• Extracted records:

***

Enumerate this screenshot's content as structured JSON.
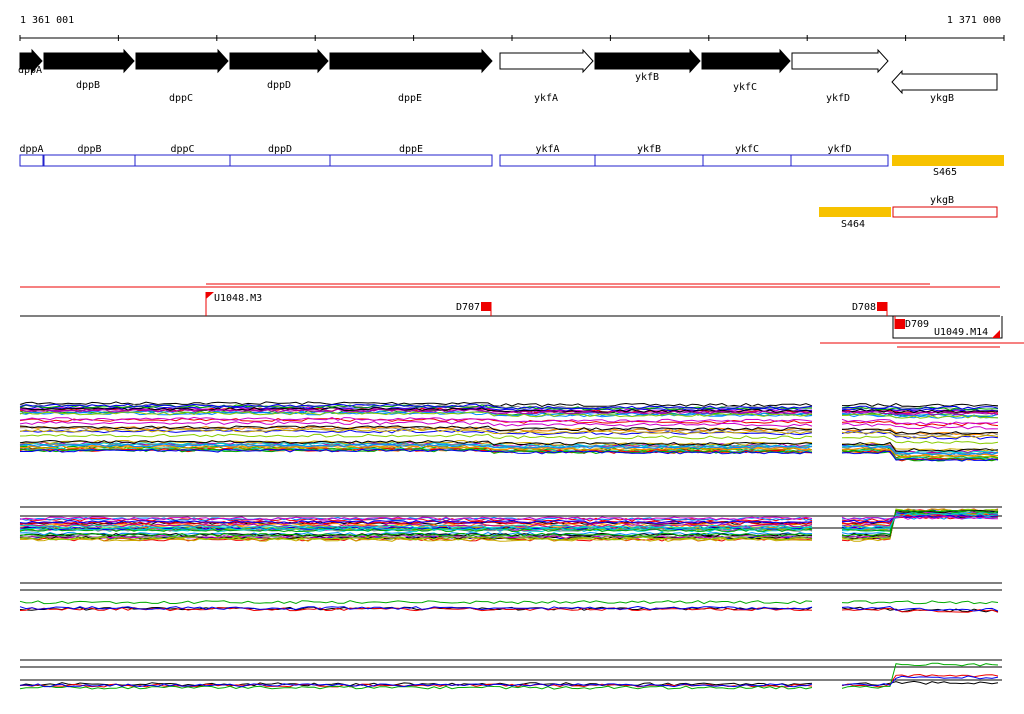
{
  "ruler": {
    "start": "1 361 001",
    "end": "1 371 000"
  },
  "genes": [
    {
      "label": "dppA",
      "filled": true,
      "strand": "+"
    },
    {
      "label": "dppB",
      "filled": true,
      "strand": "+"
    },
    {
      "label": "dppC",
      "filled": true,
      "strand": "+"
    },
    {
      "label": "dppD",
      "filled": true,
      "strand": "+"
    },
    {
      "label": "dppE",
      "filled": true,
      "strand": "+"
    },
    {
      "label": "ykfA",
      "filled": false,
      "strand": "+"
    },
    {
      "label": "ykfB",
      "filled": true,
      "strand": "+"
    },
    {
      "label": "ykfC",
      "filled": true,
      "strand": "+"
    },
    {
      "label": "ykfD",
      "filled": false,
      "strand": "+"
    },
    {
      "label": "ykgB",
      "filled": false,
      "strand": "-"
    }
  ],
  "operon_boxes": [
    "dppA",
    "dppB",
    "dppC",
    "dppD",
    "dppE",
    "ykfA",
    "ykfB",
    "ykfC",
    "ykfD"
  ],
  "segments": [
    {
      "label": "S465"
    },
    {
      "label": "ykgB"
    },
    {
      "label": "S464"
    }
  ],
  "markers": [
    {
      "label": "U1048.M3"
    },
    {
      "label": "D707"
    },
    {
      "label": "D708"
    },
    {
      "label": "D709"
    },
    {
      "label": "U1049.M14"
    }
  ]
}
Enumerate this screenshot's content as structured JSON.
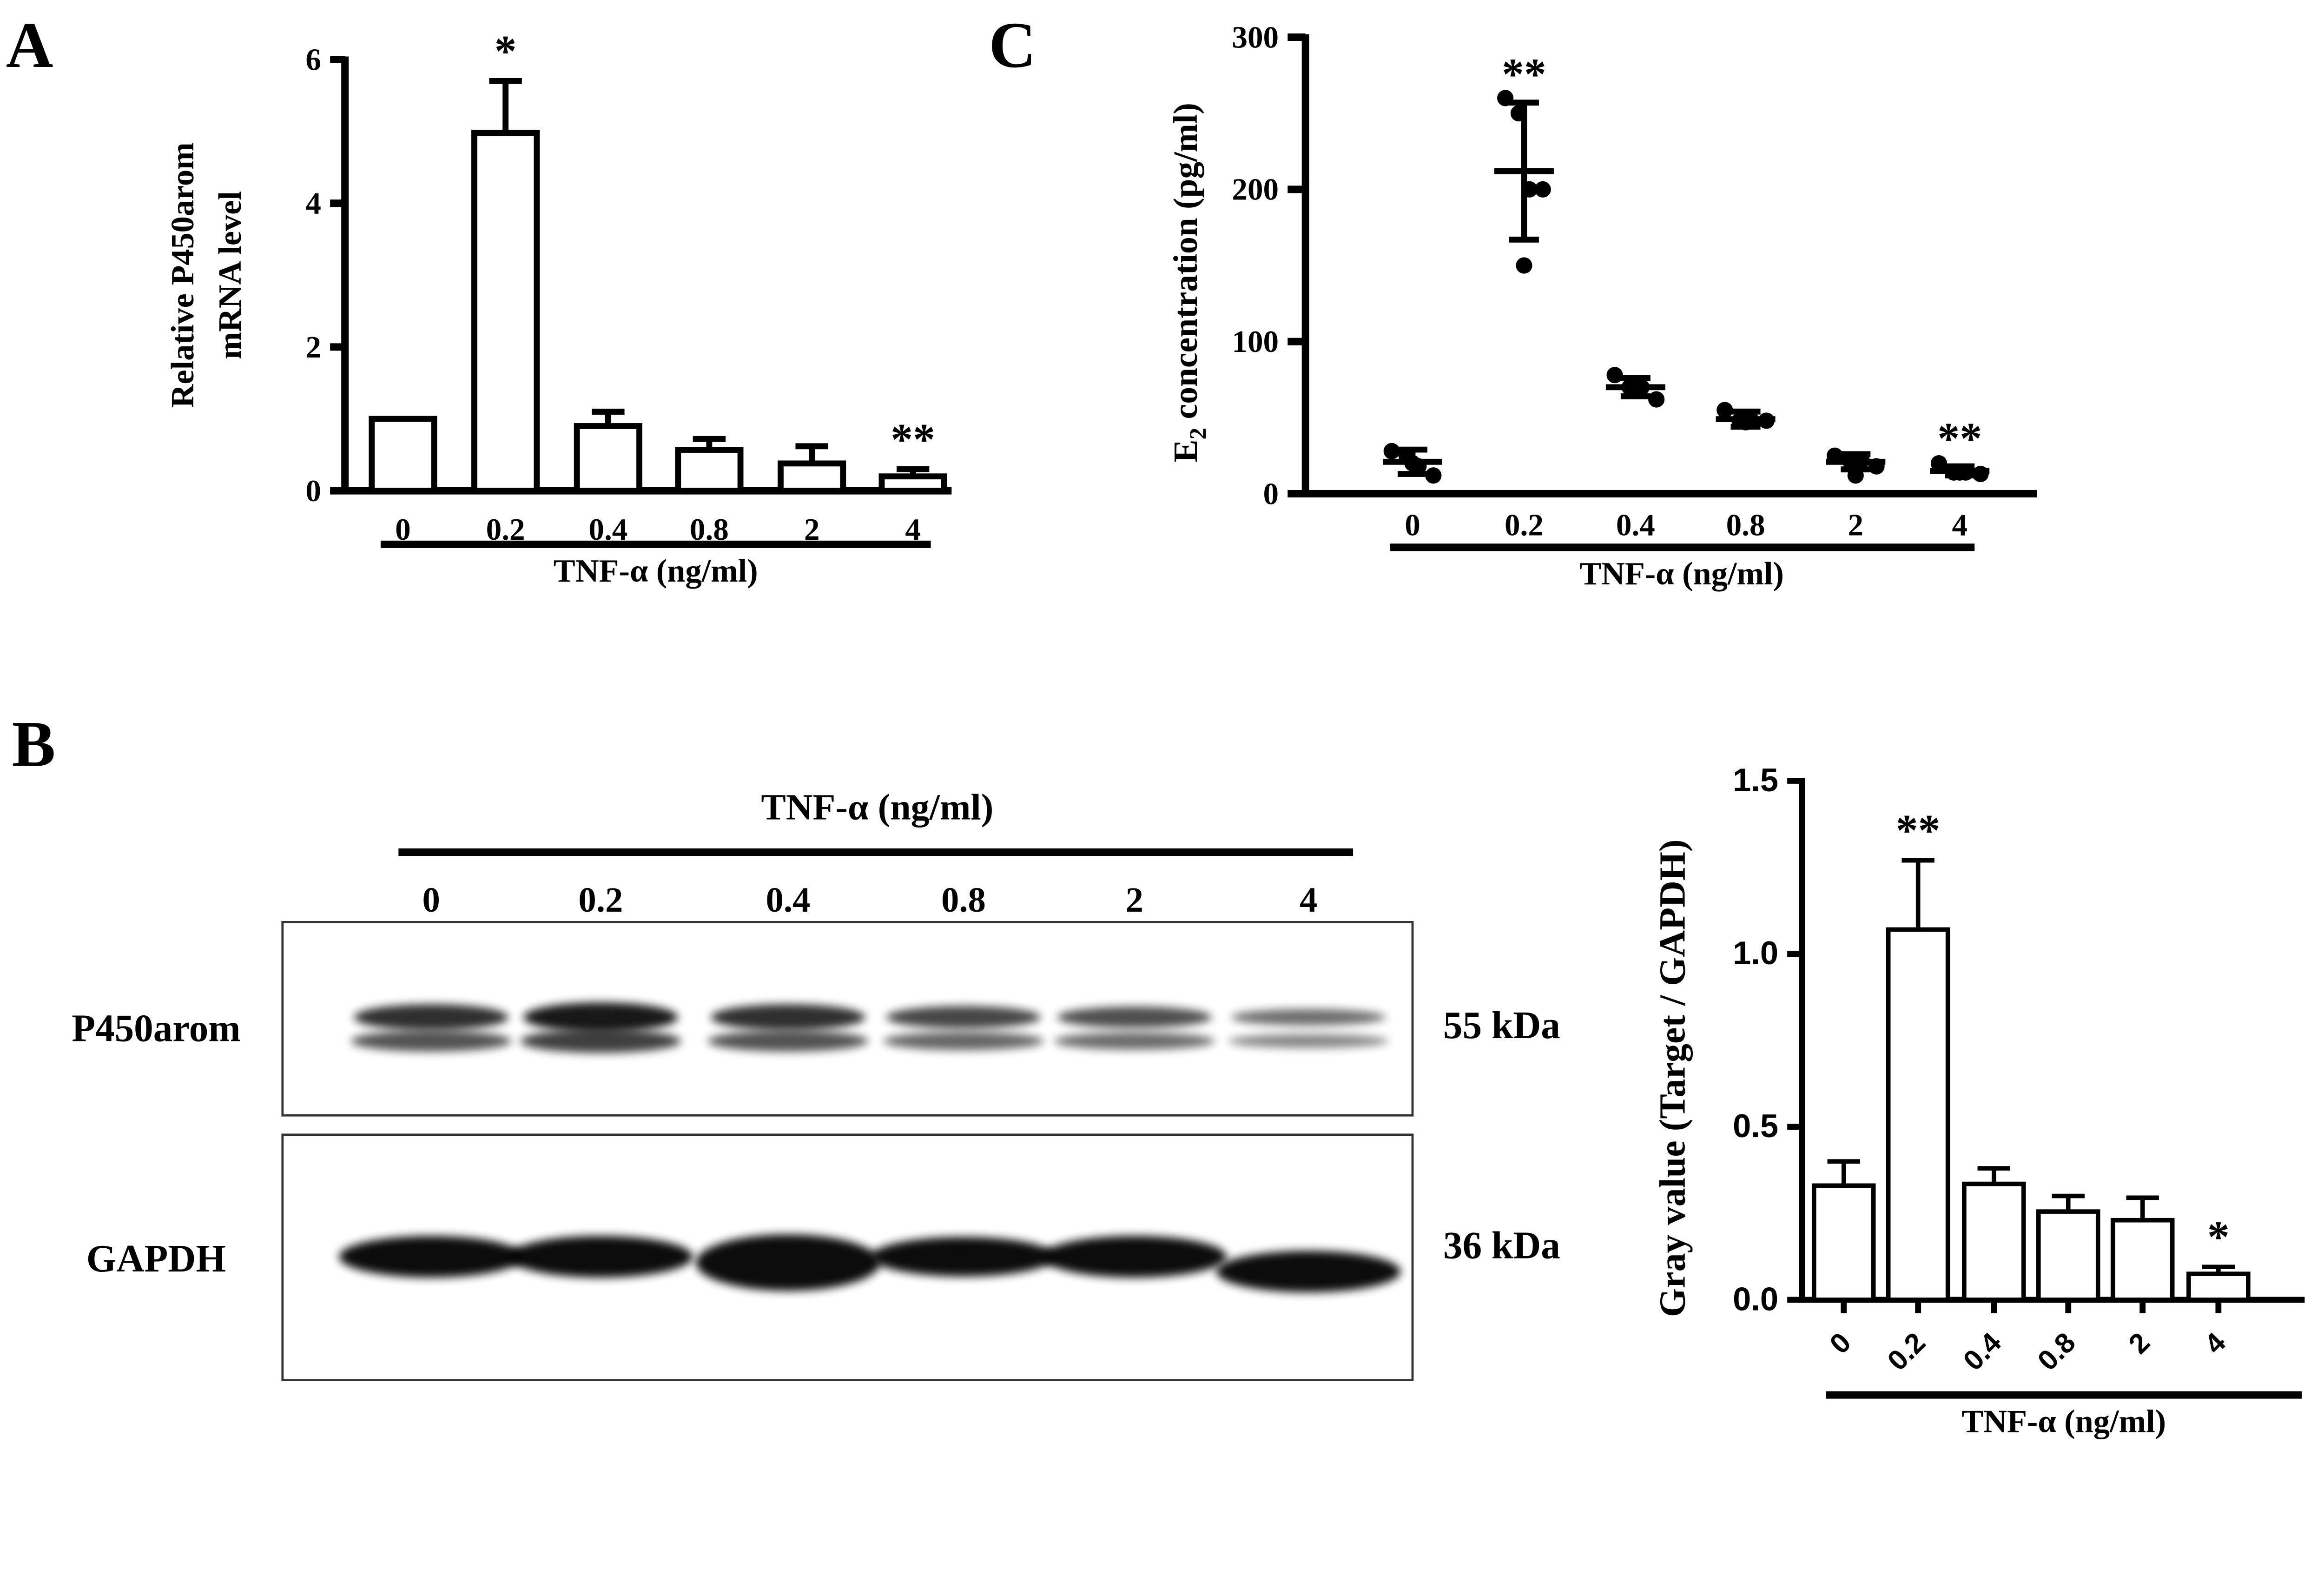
{
  "panels": {
    "a": "A",
    "b": "B",
    "c": "C"
  },
  "chart_data": [
    {
      "id": "A",
      "type": "bar",
      "categories": [
        "0",
        "0.2",
        "0.4",
        "0.8",
        "2",
        "4"
      ],
      "values": [
        1.0,
        4.98,
        0.9,
        0.57,
        0.38,
        0.2
      ],
      "error_upper": [
        1.0,
        5.7,
        1.1,
        0.72,
        0.62,
        0.3
      ],
      "significance": [
        "",
        "*",
        "",
        "",
        "",
        "**"
      ],
      "ylabel": [
        "Relative P450arom",
        "mRNA level"
      ],
      "xlabel": "TNF-α (ng/ml)",
      "ylim": [
        0,
        6
      ],
      "yticks": [
        "0",
        "2",
        "4",
        "6"
      ],
      "ytick_values": [
        0,
        2,
        4,
        6
      ]
    },
    {
      "id": "C",
      "type": "scatter",
      "categories": [
        "0",
        "0.2",
        "0.4",
        "0.8",
        "2",
        "4"
      ],
      "points": [
        [
          28,
          25,
          18,
          12,
          20
        ],
        [
          260,
          250,
          200,
          200,
          150
        ],
        [
          78,
          70,
          70,
          62,
          70
        ],
        [
          55,
          48,
          48,
          48,
          47
        ],
        [
          25,
          22,
          22,
          18,
          12
        ],
        [
          20,
          14,
          14,
          13,
          14
        ]
      ],
      "mean": [
        21,
        212,
        70,
        49,
        21,
        15
      ],
      "sd": [
        8,
        45,
        6,
        5,
        5,
        3
      ],
      "significance": [
        "",
        "**",
        "",
        "",
        "",
        "**"
      ],
      "ylabel_main": "E",
      "ylabel_sub": "2",
      "ylabel_rest": " concentration (pg/ml)",
      "xlabel": "TNF-α (ng/ml)",
      "ylim": [
        0,
        300
      ],
      "yticks": [
        "0",
        "100",
        "200",
        "300"
      ],
      "ytick_values": [
        0,
        100,
        200,
        300
      ]
    },
    {
      "id": "B-quant",
      "type": "bar",
      "categories": [
        "0",
        "0.2",
        "0.4",
        "0.8",
        "2",
        "4"
      ],
      "values": [
        0.33,
        1.07,
        0.335,
        0.255,
        0.23,
        0.075
      ],
      "error_upper": [
        0.4,
        1.27,
        0.38,
        0.3,
        0.295,
        0.095
      ],
      "significance": [
        "",
        "**",
        "",
        "",
        "",
        "*"
      ],
      "ylabel": "Gray value (Target / GAPDH)",
      "xlabel": "TNF-α (ng/ml)",
      "ylim": [
        0,
        1.5
      ],
      "yticks": [
        "0.0",
        "0.5",
        "1.0",
        "1.5"
      ],
      "ytick_values": [
        0,
        0.5,
        1.0,
        1.5
      ]
    }
  ],
  "blot": {
    "treatment_label": "TNF-α (ng/ml)",
    "lanes": [
      "0",
      "0.2",
      "0.4",
      "0.8",
      "2",
      "4"
    ],
    "rows": [
      {
        "label": "P450arom",
        "size": "55 kDa",
        "intensity": [
          0.85,
          1.0,
          0.85,
          0.7,
          0.65,
          0.45
        ]
      },
      {
        "label": "GAPDH",
        "size": "36 kDa",
        "intensity": [
          1.0,
          1.0,
          1.0,
          0.95,
          1.0,
          1.0
        ]
      }
    ]
  }
}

***

• The task:
Give the entries above again exactly, minus their pictures.

• Exercise answer:
Enumerate this screenshot's content as structured JSON.
{
  "ruler": {
    "start": "1 361 001",
    "end": "1 371 000"
  },
  "genes": [
    {
      "label": "dppA",
      "filled": true,
      "strand": "+"
    },
    {
      "label": "dppB",
      "filled": true,
      "strand": "+"
    },
    {
      "label": "dppC",
      "filled": true,
      "strand": "+"
    },
    {
      "label": "dppD",
      "filled": true,
      "strand": "+"
    },
    {
      "label": "dppE",
      "filled": true,
      "strand": "+"
    },
    {
      "label": "ykfA",
      "filled": false,
      "strand": "+"
    },
    {
      "label": "ykfB",
      "filled": true,
      "strand": "+"
    },
    {
      "label": "ykfC",
      "filled": true,
      "strand": "+"
    },
    {
      "label": "ykfD",
      "filled": false,
      "strand": "+"
    },
    {
      "label": "ykgB",
      "filled": false,
      "strand": "-"
    }
  ],
  "operon_boxes": [
    "dppA",
    "dppB",
    "dppC",
    "dppD",
    "dppE",
    "ykfA",
    "ykfB",
    "ykfC",
    "ykfD"
  ],
  "segments": [
    {
      "label": "S465"
    },
    {
      "label": "ykgB"
    },
    {
      "label": "S464"
    }
  ],
  "markers": [
    {
      "label": "U1048.M3"
    },
    {
      "label": "D707"
    },
    {
      "label": "D708"
    },
    {
      "label": "D709"
    },
    {
      "label": "U1049.M14"
    }
  ]
}
Enumerate this screenshot's content as structured JSON.
{
  "panels": {
    "a": "A",
    "b": "B",
    "c": "C"
  },
  "chart_data": [
    {
      "id": "A",
      "type": "bar",
      "categories": [
        "0",
        "0.2",
        "0.4",
        "0.8",
        "2",
        "4"
      ],
      "values": [
        1.0,
        4.98,
        0.9,
        0.57,
        0.38,
        0.2
      ],
      "error_upper": [
        1.0,
        5.7,
        1.1,
        0.72,
        0.62,
        0.3
      ],
      "significance": [
        "",
        "*",
        "",
        "",
        "",
        "**"
      ],
      "ylabel": [
        "Relative P450arom",
        "mRNA level"
      ],
      "xlabel": "TNF-α (ng/ml)",
      "ylim": [
        0,
        6
      ],
      "yticks": [
        "0",
        "2",
        "4",
        "6"
      ],
      "ytick_values": [
        0,
        2,
        4,
        6
      ]
    },
    {
      "id": "C",
      "type": "scatter",
      "categories": [
        "0",
        "0.2",
        "0.4",
        "0.8",
        "2",
        "4"
      ],
      "points": [
        [
          28,
          25,
          18,
          12,
          20
        ],
        [
          260,
          250,
          200,
          200,
          150
        ],
        [
          78,
          70,
          70,
          62,
          70
        ],
        [
          55,
          48,
          48,
          48,
          47
        ],
        [
          25,
          22,
          22,
          18,
          12
        ],
        [
          20,
          14,
          14,
          13,
          14
        ]
      ],
      "mean": [
        21,
        212,
        70,
        49,
        21,
        15
      ],
      "sd": [
        8,
        45,
        6,
        5,
        5,
        3
      ],
      "significance": [
        "",
        "**",
        "",
        "",
        "",
        "**"
      ],
      "ylabel_main": "E",
      "ylabel_sub": "2",
      "ylabel_rest": " concentration (pg/ml)",
      "xlabel": "TNF-α (ng/ml)",
      "ylim": [
        0,
        300
      ],
      "yticks": [
        "0",
        "100",
        "200",
        "300"
      ],
      "ytick_values": [
        0,
        100,
        200,
        300
      ]
    },
    {
      "id": "B-quant",
      "type": "bar",
      "categories": [
        "0",
        "0.2",
        "0.4",
        "0.8",
        "2",
        "4"
      ],
      "values": [
        0.33,
        1.07,
        0.335,
        0.255,
        0.23,
        0.075
      ],
      "error_upper": [
        0.4,
        1.27,
        0.38,
        0.3,
        0.295,
        0.095
      ],
      "significance": [
        "",
        "**",
        "",
        "",
        "",
        "*"
      ],
      "ylabel": "Gray value (Target / GAPDH)",
      "xlabel": "TNF-α (ng/ml)",
      "ylim": [
        0,
        1.5
      ],
      "yticks": [
        "0.0",
        "0.5",
        "1.0",
        "1.5"
      ],
      "ytick_values": [
        0,
        0.5,
        1.0,
        1.5
      ]
    }
  ],
  "blot": {
    "treatment_label": "TNF-α (ng/ml)",
    "lanes": [
      "0",
      "0.2",
      "0.4",
      "0.8",
      "2",
      "4"
    ],
    "rows": [
      {
        "label": "P450arom",
        "size": "55 kDa",
        "intensity": [
          0.85,
          1.0,
          0.85,
          0.7,
          0.65,
          0.45
        ]
      },
      {
        "label": "GAPDH",
        "size": "36 kDa",
        "intensity": [
          1.0,
          1.0,
          1.0,
          0.95,
          1.0,
          1.0
        ]
      }
    ]
  }
}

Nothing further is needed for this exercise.